### What is required:
Filter the data for lines with the word "whole", then copy every line so identified.

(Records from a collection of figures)
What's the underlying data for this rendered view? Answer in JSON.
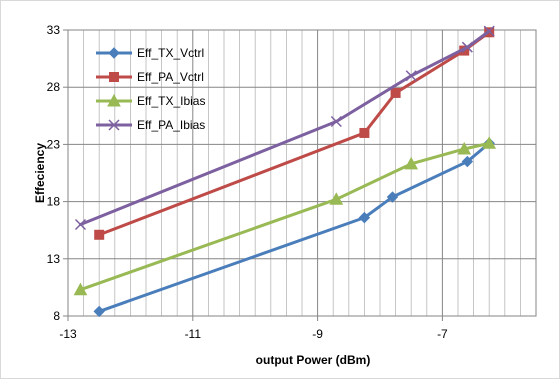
{
  "chart_data": {
    "type": "line",
    "title": "",
    "xlabel": "output Power (dBm)",
    "ylabel": "Effeciency",
    "xlim": [
      -13,
      -5.5
    ],
    "ylim": [
      8,
      33
    ],
    "xticks": [
      -13,
      -11,
      -9,
      -7
    ],
    "yticks": [
      8,
      13,
      18,
      23,
      28,
      33
    ],
    "grid": true,
    "legend_position": "top-left",
    "series": [
      {
        "name": "Eff_TX_Vctrl",
        "color": "#4a7ebb",
        "marker": "diamond",
        "x": [
          -12.5,
          -8.25,
          -7.8,
          -6.6,
          -6.25
        ],
        "y": [
          8.4,
          16.6,
          18.4,
          21.5,
          23.1
        ]
      },
      {
        "name": "Eff_PA_Vctrl",
        "color": "#be4b48",
        "marker": "square",
        "x": [
          -12.5,
          -8.25,
          -7.75,
          -6.65,
          -6.25
        ],
        "y": [
          15.1,
          24.0,
          27.5,
          31.2,
          32.8
        ]
      },
      {
        "name": "Eff_TX_Ibias",
        "color": "#98b954",
        "marker": "triangle",
        "x": [
          -12.8,
          -8.7,
          -7.5,
          -6.65,
          -6.25
        ],
        "y": [
          10.3,
          18.2,
          21.3,
          22.6,
          23.1
        ]
      },
      {
        "name": "Eff_PA_Ibias",
        "color": "#7d60a0",
        "marker": "x",
        "x": [
          -12.8,
          -8.7,
          -7.5,
          -6.6,
          -6.25
        ],
        "y": [
          16.0,
          25.0,
          29.0,
          31.5,
          32.9
        ]
      }
    ]
  }
}
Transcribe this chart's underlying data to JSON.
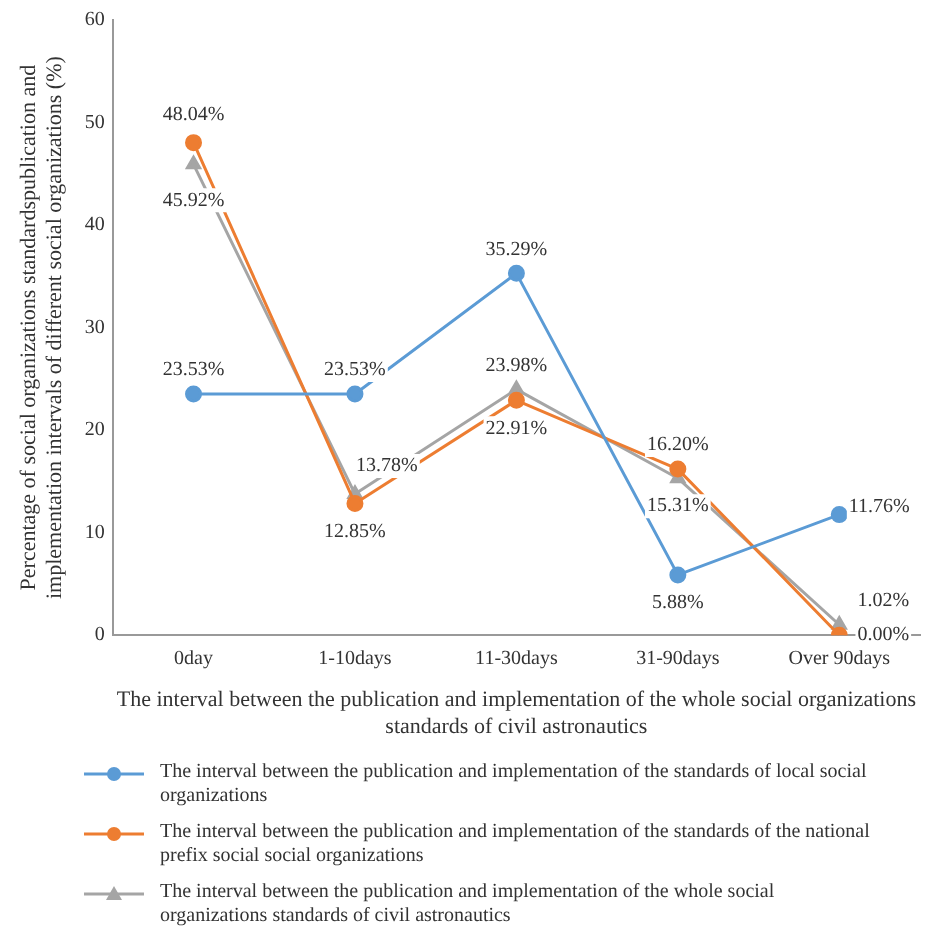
{
  "chart_data": {
    "type": "line",
    "xlabel": "The interval between the publication and implementation of the whole social organizations standards of civil astronautics",
    "ylabel": "Percentage of social organizations standardspublication and implementation intervals of different social organizations (%)",
    "categories": [
      "0day",
      "1-10days",
      "11-30days",
      "31-90days",
      "Over 90days"
    ],
    "ylim": [
      0,
      60
    ],
    "yticks": [
      0,
      10,
      20,
      30,
      40,
      50,
      60
    ],
    "grid": false,
    "legend": "bottom",
    "line_style": "solid",
    "series": [
      {
        "name": "The interval between the publication and implementation of the standards of local social organizations",
        "color": "#5b9bd5",
        "marker": "circle",
        "values": [
          23.53,
          23.53,
          35.29,
          5.88,
          11.76
        ],
        "value_labels": [
          "23.53%",
          "23.53%",
          "35.29%",
          "5.88%",
          "11.76%"
        ]
      },
      {
        "name": "The interval between the publication and implementation of the standards of the national prefix social social organizations",
        "color": "#ed7d31",
        "marker": "circle",
        "values": [
          48.04,
          12.85,
          22.91,
          16.2,
          0.0
        ],
        "value_labels": [
          "48.04%",
          "12.85%",
          "22.91%",
          "16.20%",
          "0.00%"
        ]
      },
      {
        "name": "The interval between the publication and implementation of the whole social organizations standards of civil astronautics",
        "color": "#a5a5a5",
        "marker": "triangle",
        "values": [
          45.92,
          13.78,
          23.98,
          15.31,
          1.02
        ],
        "value_labels": [
          "45.92%",
          "13.78%",
          "23.98%",
          "15.31%",
          "1.02%"
        ]
      }
    ]
  }
}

### The solution:
    "xlabel": "The interval between the publication and implementation of the whole social organizations standards of civil astronautics",
        "name": "The interval between the publication and implementation of the whole social organizations standards of civil astronautics",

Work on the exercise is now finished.